##### Text #####

Beyond Package Lists: Uncovering Hidden Vulnerabilities in Python

Author: Denis Avetisyan

A new approach to software security focuses on tracing dependencies beyond readily available package metadata to identify risks lurking in native libraries.

This approach constructs cross-ecosystem call graphs for Python applications and their dependencies, then leverages these graphs to computationally determine how vulnerabilities propagate from binary code throughout the interconnected system.

This paper introduces PyXSieve, a tool for cross-ecosystem dependency analysis that accurately identifies and traces vulnerabilities in Python applications through provenance analysis and the construction of call graphs.

Python applications increasingly rely on native libraries, creating a complex dependency landscape where vulnerability analysis is hampered by false positives and negatives. This paper, ‘Cross-Ecosystem Vulnerability Analysis for Python Applications’, introduces a provenance-aware approach to accurately pinpoint vulnerable packages by resolving dependencies on native libraries to specific OS package versions or upstream releases. Through content-based hashing and dynamic analysis, we construct cross-ecosystem call graphs enabling reachability analysis of vulnerable functions, identifying 39 directly and 312 indirectly vulnerable packages with up to 97% false positive reduction. Can this cross-ecosystem approach be extended to other languages and package managers to improve software supply chain security more broadly?

##### Data provided #####

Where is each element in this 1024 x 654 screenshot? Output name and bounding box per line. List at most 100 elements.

#####

*To-do list:*
**A.** Answer these questions using the text on Python vulnerabilities:
(i) What is the name of the tool that the paper introduces?
(ii) How many packages were identified as directly vulnerable, and how many as indirectly vulnerable?
(iii) By up to what percentage are false positives reduced?
**B.** Reproduce word for word the part of the text on Python vulnerabilities starting at "A new approach" and ending at "in native libraries.".

*Task-by-task results:*
**A.**
(i) PyXSieve
(ii) 39 directly and 312 indirectly
(iii) Up to 97%

**B.**
A new approach to software security focuses on tracing dependencies beyond readily available package metadata to identify risks lurking in native libraries.